+++ The data +++

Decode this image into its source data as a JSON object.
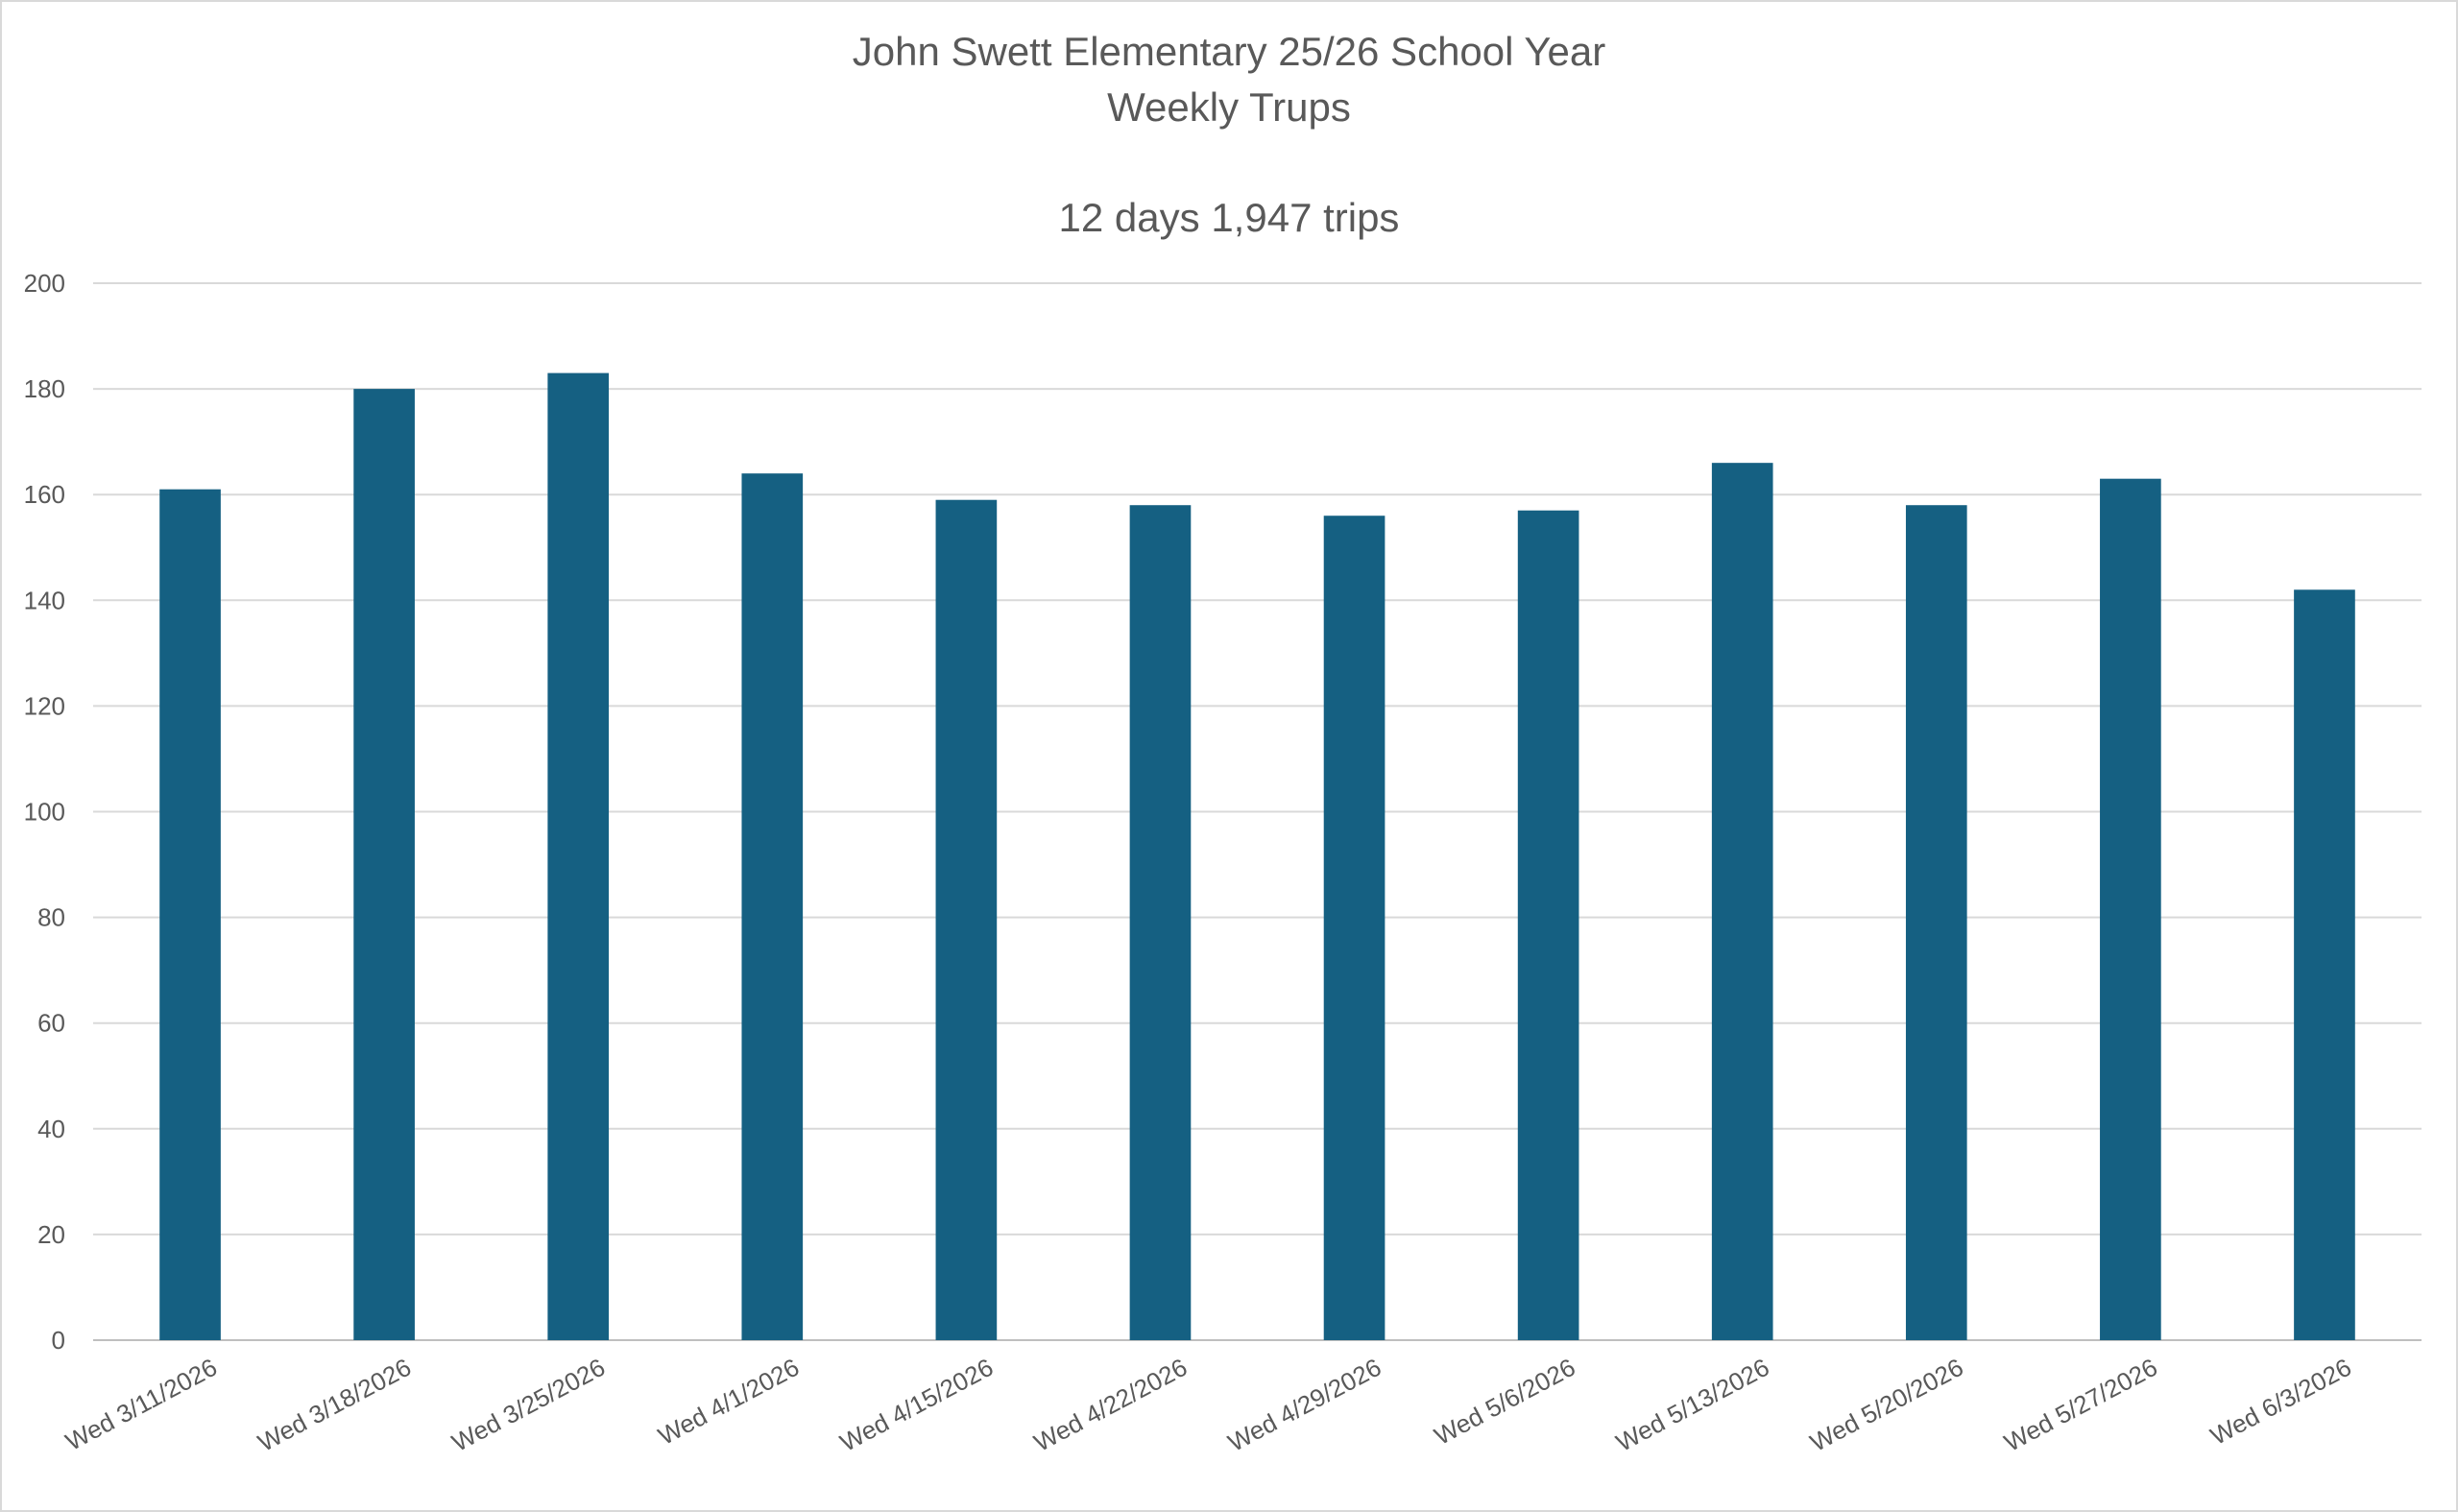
{
  "chart_data": {
    "type": "bar",
    "title_lines": [
      "John Swett Elementary 25/26 School Year",
      "Weekly Trups"
    ],
    "subtitle": "12 days 1,947 trips",
    "categories": [
      "Wed 3/11/2026",
      "Wed 3/18/2026",
      "Wed 3/25/2026",
      "Wed 4/1/2026",
      "Wed 4/15/2026",
      "Wed 4/22/2026",
      "Wed 4/29/2026",
      "Wed 5/6/2026",
      "Wed 5/13/2026",
      "Wed 5/20/2026",
      "Wed 5/27/2026",
      "Wed 6/3/2026"
    ],
    "values": [
      161,
      180,
      183,
      164,
      159,
      158,
      156,
      157,
      166,
      158,
      163,
      142
    ],
    "ylim": [
      0,
      200
    ],
    "yticks": [
      0,
      20,
      40,
      60,
      80,
      100,
      120,
      140,
      160,
      180,
      200
    ],
    "grid": true,
    "legend": "none",
    "bar_color": "#156082",
    "grid_color": "#d9d9d9",
    "text_color": "#595959"
  }
}
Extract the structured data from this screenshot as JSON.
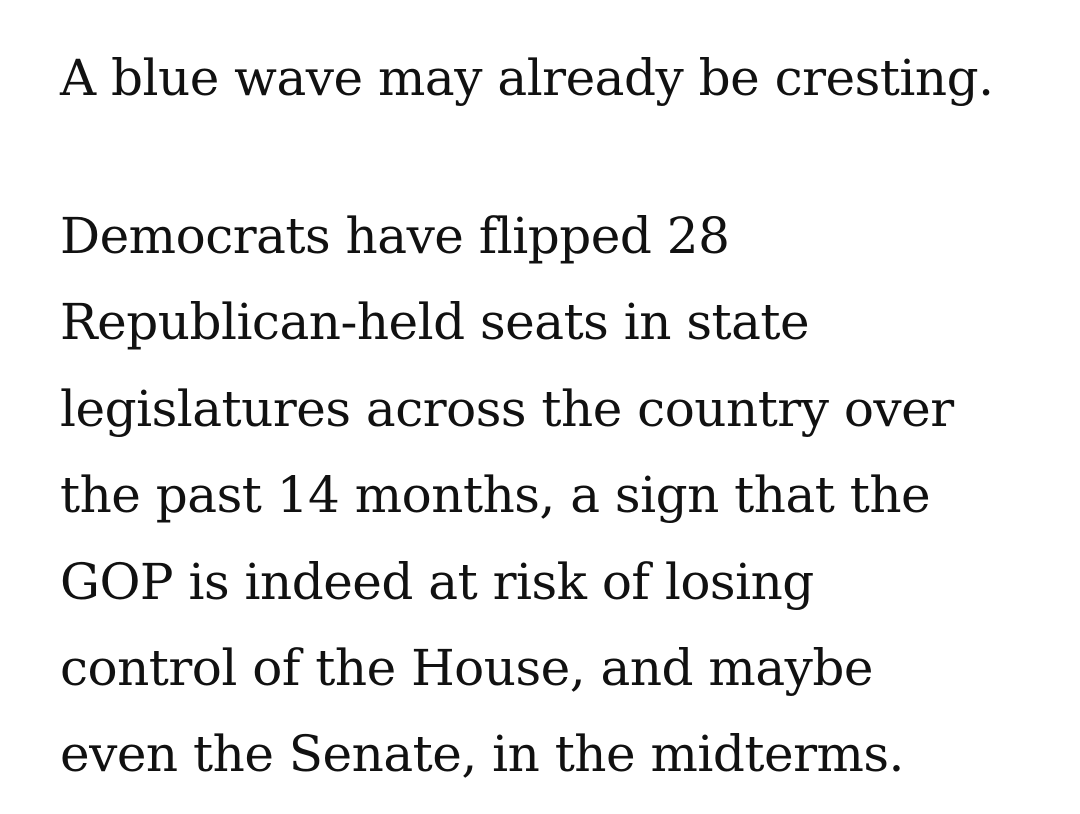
{
  "article": {
    "headline": "A blue wave may already be cresting.",
    "paragraph_lines": [
      "Democrats have flipped 28",
      "Republican-held seats in state",
      "legislatures across the country over",
      "the past 14 months, a sign that the",
      "GOP is indeed at risk of losing",
      "control of the House, and maybe",
      "even the Senate, in the midterms."
    ]
  }
}
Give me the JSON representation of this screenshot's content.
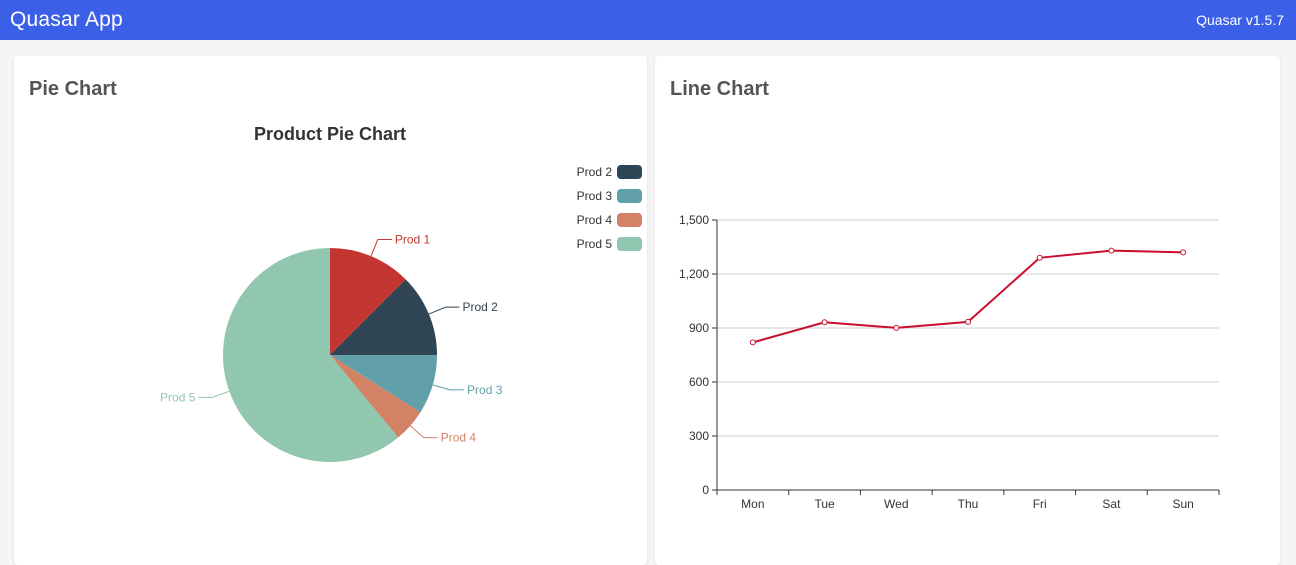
{
  "header": {
    "app_title": "Quasar App",
    "version": "Quasar v1.5.7"
  },
  "pie_card": {
    "title": "Pie Chart",
    "chart_data": {
      "type": "pie",
      "title": "Product Pie Chart",
      "slices": [
        {
          "name": "Prod 1",
          "value": 12.5,
          "color": "#c23531"
        },
        {
          "name": "Prod 2",
          "value": 12.5,
          "color": "#2f4554"
        },
        {
          "name": "Prod 3",
          "value": 9,
          "color": "#61a0a8"
        },
        {
          "name": "Prod 4",
          "value": 5,
          "color": "#d48265"
        },
        {
          "name": "Prod 5",
          "value": 61,
          "color": "#91c7ae"
        }
      ],
      "legend": [
        "Prod 2",
        "Prod 3",
        "Prod 4",
        "Prod 5"
      ],
      "legend_position": "top-right"
    }
  },
  "line_card": {
    "title": "Line Chart",
    "chart_data": {
      "type": "line",
      "x": [
        "Mon",
        "Tue",
        "Wed",
        "Thu",
        "Fri",
        "Sat",
        "Sun"
      ],
      "series": [
        {
          "values": [
            820,
            932,
            901,
            934,
            1290,
            1330,
            1320
          ],
          "color": "#c8102e"
        }
      ],
      "ylim": [
        0,
        1500
      ],
      "yticks": [
        0,
        300,
        600,
        900,
        1200,
        1500
      ],
      "ytick_labels": [
        "0",
        "300",
        "600",
        "900",
        "1,200",
        "1,500"
      ],
      "grid": true
    }
  }
}
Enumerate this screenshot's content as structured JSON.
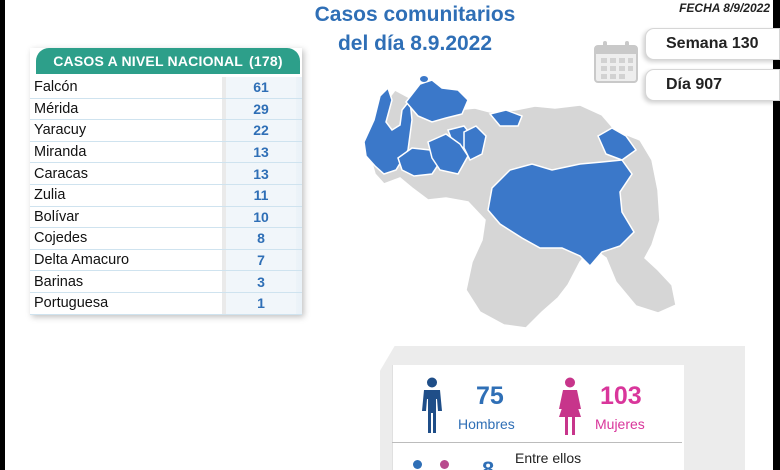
{
  "header": {
    "title_line1": "Casos comunitarios",
    "title_line2": "del día 8.9.2022",
    "fecha": "FECHA 8/9/2022",
    "semana": "Semana 130",
    "dia": "Día 907"
  },
  "table": {
    "title": "CASOS A NIVEL NACIONAL",
    "total": "(178)",
    "rows": [
      {
        "name": "Falcón",
        "value": "61"
      },
      {
        "name": "Mérida",
        "value": "29"
      },
      {
        "name": "Yaracuy",
        "value": "22"
      },
      {
        "name": "Miranda",
        "value": "13"
      },
      {
        "name": "Caracas",
        "value": "13"
      },
      {
        "name": "Zulia",
        "value": "11"
      },
      {
        "name": "Bolívar",
        "value": "10"
      },
      {
        "name": "Cojedes",
        "value": "8"
      },
      {
        "name": "Delta Amacuro",
        "value": "7"
      },
      {
        "name": "Barinas",
        "value": "3"
      },
      {
        "name": "Portuguesa",
        "value": "1"
      }
    ]
  },
  "gender": {
    "men_count": "75",
    "men_label": "Hombres",
    "women_count": "103",
    "women_label": "Mujeres",
    "subheading": "Entre ellos"
  },
  "icons": [
    "calendar-icon",
    "man-icon",
    "woman-icon",
    "venezuela-map"
  ],
  "colors": {
    "title_blue": "#2f6fb6",
    "header_teal": "#2d9f8a",
    "affected_state": "#3b78c9",
    "unaffected_state": "#d6d6d6",
    "women_pink": "#d9369b"
  }
}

+++

→ Objective:
The data should be printed again unchanged; leave its pictures out.

→ Task solution:
Decode this image into its source data as a JSON object.
{
  "chart_data": {
    "type": "bar",
    "title_lines": [
      "John Swett Elementary 25/26 School Year",
      "Weekly Trups"
    ],
    "subtitle": "12 days 1,947 trips",
    "categories": [
      "Wed 3/11/2026",
      "Wed 3/18/2026",
      "Wed 3/25/2026",
      "Wed 4/1/2026",
      "Wed 4/15/2026",
      "Wed 4/22/2026",
      "Wed 4/29/2026",
      "Wed 5/6/2026",
      "Wed 5/13/2026",
      "Wed 5/20/2026",
      "Wed 5/27/2026",
      "Wed 6/3/2026"
    ],
    "values": [
      161,
      180,
      183,
      164,
      159,
      158,
      156,
      157,
      166,
      158,
      163,
      142
    ],
    "ylim": [
      0,
      200
    ],
    "yticks": [
      0,
      20,
      40,
      60,
      80,
      100,
      120,
      140,
      160,
      180,
      200
    ],
    "grid": true,
    "legend": "none",
    "bar_color": "#156082",
    "grid_color": "#d9d9d9",
    "text_color": "#595959"
  }
}
Extract the structured data from this screenshot as JSON.
{
  "article": {
    "headline": "A blue wave may already be cresting.",
    "paragraph_lines": [
      "Democrats have flipped 28",
      "Republican-held seats in state",
      "legislatures across the country over",
      "the past 14 months, a sign that the",
      "GOP is indeed at risk of losing",
      "control of the House, and maybe",
      "even the Senate, in the midterms."
    ]
  }
}
Give me the JSON representation of this screenshot's content.
{
  "header": {
    "app_title": "Quasar App",
    "version": "Quasar v1.5.7"
  },
  "pie_card": {
    "title": "Pie Chart",
    "chart_data": {
      "type": "pie",
      "title": "Product Pie Chart",
      "slices": [
        {
          "name": "Prod 1",
          "value": 12.5,
          "color": "#c23531"
        },
        {
          "name": "Prod 2",
          "value": 12.5,
          "color": "#2f4554"
        },
        {
          "name": "Prod 3",
          "value": 9,
          "color": "#61a0a8"
        },
        {
          "name": "Prod 4",
          "value": 5,
          "color": "#d48265"
        },
        {
          "name": "Prod 5",
          "value": 61,
          "color": "#91c7ae"
        }
      ],
      "legend": [
        "Prod 2",
        "Prod 3",
        "Prod 4",
        "Prod 5"
      ],
      "legend_position": "top-right"
    }
  },
  "line_card": {
    "title": "Line Chart",
    "chart_data": {
      "type": "line",
      "x": [
        "Mon",
        "Tue",
        "Wed",
        "Thu",
        "Fri",
        "Sat",
        "Sun"
      ],
      "series": [
        {
          "values": [
            820,
            932,
            901,
            934,
            1290,
            1330,
            1320
          ],
          "color": "#c8102e"
        }
      ],
      "ylim": [
        0,
        1500
      ],
      "yticks": [
        0,
        300,
        600,
        900,
        1200,
        1500
      ],
      "ytick_labels": [
        "0",
        "300",
        "600",
        "900",
        "1,200",
        "1,500"
      ],
      "grid": true
    }
  }
}
Enumerate this screenshot's content as structured JSON.
{
  "header": {
    "title_line1": "Casos comunitarios",
    "title_line2": "del día 8.9.2022",
    "fecha": "FECHA 8/9/2022",
    "semana": "Semana 130",
    "dia": "Día 907"
  },
  "table": {
    "title": "CASOS A NIVEL NACIONAL",
    "total": "(178)",
    "rows": [
      {
        "name": "Falcón",
        "value": "61"
      },
      {
        "name": "Mérida",
        "value": "29"
      },
      {
        "name": "Yaracuy",
        "value": "22"
      },
      {
        "name": "Miranda",
        "value": "13"
      },
      {
        "name": "Caracas",
        "value": "13"
      },
      {
        "name": "Zulia",
        "value": "11"
      },
      {
        "name": "Bolívar",
        "value": "10"
      },
      {
        "name": "Cojedes",
        "value": "8"
      },
      {
        "name": "Delta Amacuro",
        "value": "7"
      },
      {
        "name": "Barinas",
        "value": "3"
      },
      {
        "name": "Portuguesa",
        "value": "1"
      }
    ]
  },
  "gender": {
    "men_count": "75",
    "men_label": "Hombres",
    "women_count": "103",
    "women_label": "Mujeres",
    "subheading": "Entre ellos"
  },
  "icons": [
    "calendar-icon",
    "man-icon",
    "woman-icon",
    "venezuela-map"
  ],
  "colors": {
    "title_blue": "#2f6fb6",
    "header_teal": "#2d9f8a",
    "affected_state": "#3b78c9",
    "unaffected_state": "#d6d6d6",
    "women_pink": "#d9369b"
  }
}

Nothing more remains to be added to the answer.